Directive | Check each line of the listing for the string "可移动磁盘", then state how many lines have it. Only the number is wanted.

** START Provided records **

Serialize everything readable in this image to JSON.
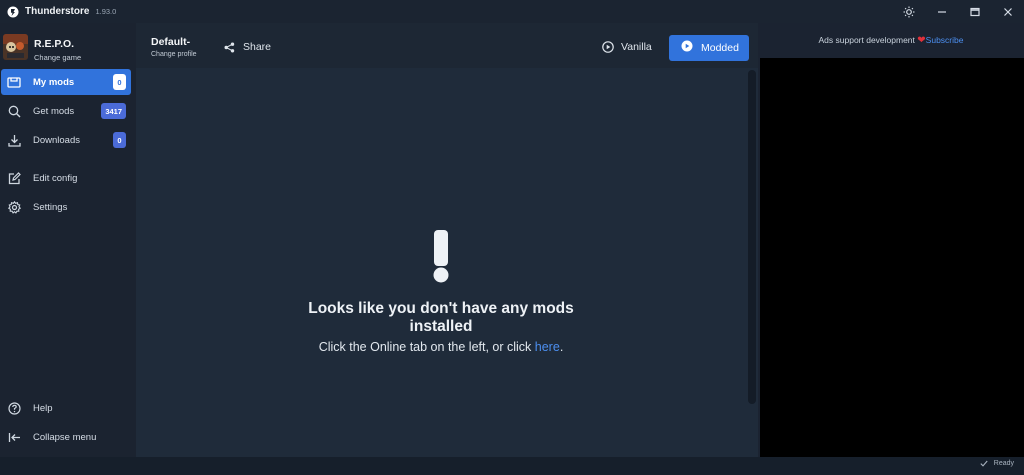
{
  "app": {
    "name": "Thunderstore",
    "version": "1.93.0"
  },
  "game": {
    "name": "R.E.P.O.",
    "change_label": "Change game"
  },
  "profile": {
    "name": "Default-",
    "change_label": "Change profile"
  },
  "toolbar": {
    "share_label": "Share",
    "vanilla_label": "Vanilla",
    "modded_label": "Modded"
  },
  "sidebar": {
    "items": [
      {
        "label": "My mods",
        "badge": "0",
        "icon": "puzzle-icon",
        "active": true
      },
      {
        "label": "Get mods",
        "badge": "3417",
        "icon": "search-icon"
      },
      {
        "label": "Downloads",
        "badge": "0",
        "icon": "download-icon"
      },
      {
        "label": "Edit config",
        "icon": "edit-icon"
      },
      {
        "label": "Settings",
        "icon": "gear-icon"
      }
    ],
    "footer": [
      {
        "label": "Help",
        "icon": "help-icon"
      },
      {
        "label": "Collapse menu",
        "icon": "collapse-icon"
      }
    ]
  },
  "empty_state": {
    "title": "Looks like you don't have any mods installed",
    "line_prefix": "Click the Online tab on the left, or click ",
    "link": "here",
    "line_suffix": "."
  },
  "ads": {
    "text": "Ads support development",
    "link": "Subscribe"
  },
  "status": {
    "text": "Ready"
  },
  "colors": {
    "accent": "#3173dc",
    "link": "#4c8ff0",
    "heart": "#e0313b"
  }
}
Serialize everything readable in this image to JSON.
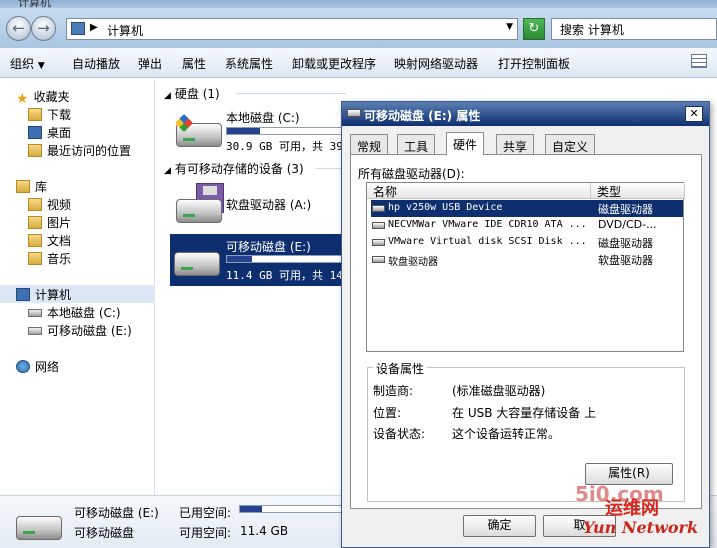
{
  "window": {
    "title": "计算机"
  },
  "address": {
    "crumb": "计算机",
    "search_placeholder": "搜索 计算机"
  },
  "toolbar": {
    "organize": "组织",
    "autoplay": "自动播放",
    "eject": "弹出",
    "properties": "属性",
    "system_properties": "系统属性",
    "uninstall": "卸载或更改程序",
    "map_drive": "映射网络驱动器",
    "control_panel": "打开控制面板"
  },
  "nav": {
    "favorites": "收藏夹",
    "downloads": "下载",
    "desktop": "桌面",
    "recent": "最近访问的位置",
    "libraries": "库",
    "videos": "视频",
    "pictures": "图片",
    "documents": "文档",
    "music": "音乐",
    "computer": "计算机",
    "local_disk": "本地磁盘 (C:)",
    "removable": "可移动磁盘 (E:)",
    "network": "网络"
  },
  "content": {
    "hdd_group": "硬盘 (1)",
    "removable_group": "有可移动存储的设备 (3)",
    "local_disk": {
      "name": "本地磁盘 (C:)",
      "info": "30.9 GB 可用，共 39",
      "used_fraction": 0.25
    },
    "floppy": {
      "name": "软盘驱动器 (A:)"
    },
    "removable": {
      "name": "可移动磁盘 (E:)",
      "info": "11.4 GB 可用，共 14",
      "used_fraction": 0.2
    }
  },
  "details": {
    "name": "可移动磁盘 (E:)",
    "type": "可移动磁盘",
    "used_label": "已用空间:",
    "free_label": "可用空间:",
    "free_value": "11.4 GB",
    "used_fraction": 0.2
  },
  "dialog": {
    "title": "可移动磁盘 (E:) 属性",
    "tabs": [
      "常规",
      "工具",
      "硬件",
      "共享",
      "自定义"
    ],
    "all_drives_label": "所有磁盘驱动器(D):",
    "columns": {
      "name": "名称",
      "type": "类型"
    },
    "drives": [
      {
        "name": "hp v250w USB Device",
        "type": "磁盘驱动器"
      },
      {
        "name": "NECVMWar VMware IDE CDR10 ATA ...",
        "type": "DVD/CD-..."
      },
      {
        "name": "VMware Virtual disk SCSI Disk ...",
        "type": "磁盘驱动器"
      },
      {
        "name": "软盘驱动器",
        "type": "软盘驱动器"
      }
    ],
    "device_props_title": "设备属性",
    "manufacturer_label": "制造商:",
    "manufacturer_value": "(标准磁盘驱动器)",
    "location_label": "位置:",
    "location_value": "在 USB 大容量存储设备 上",
    "status_label": "设备状态:",
    "status_value": "这个设备运转正常。",
    "properties_button": "属性(R)",
    "ok_button": "确定",
    "cancel_button": "取"
  },
  "watermark": {
    "site": "5i0.com",
    "brand": "运维网",
    "tag": "Yun Network"
  }
}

** END Provided records **

Exercise output | 5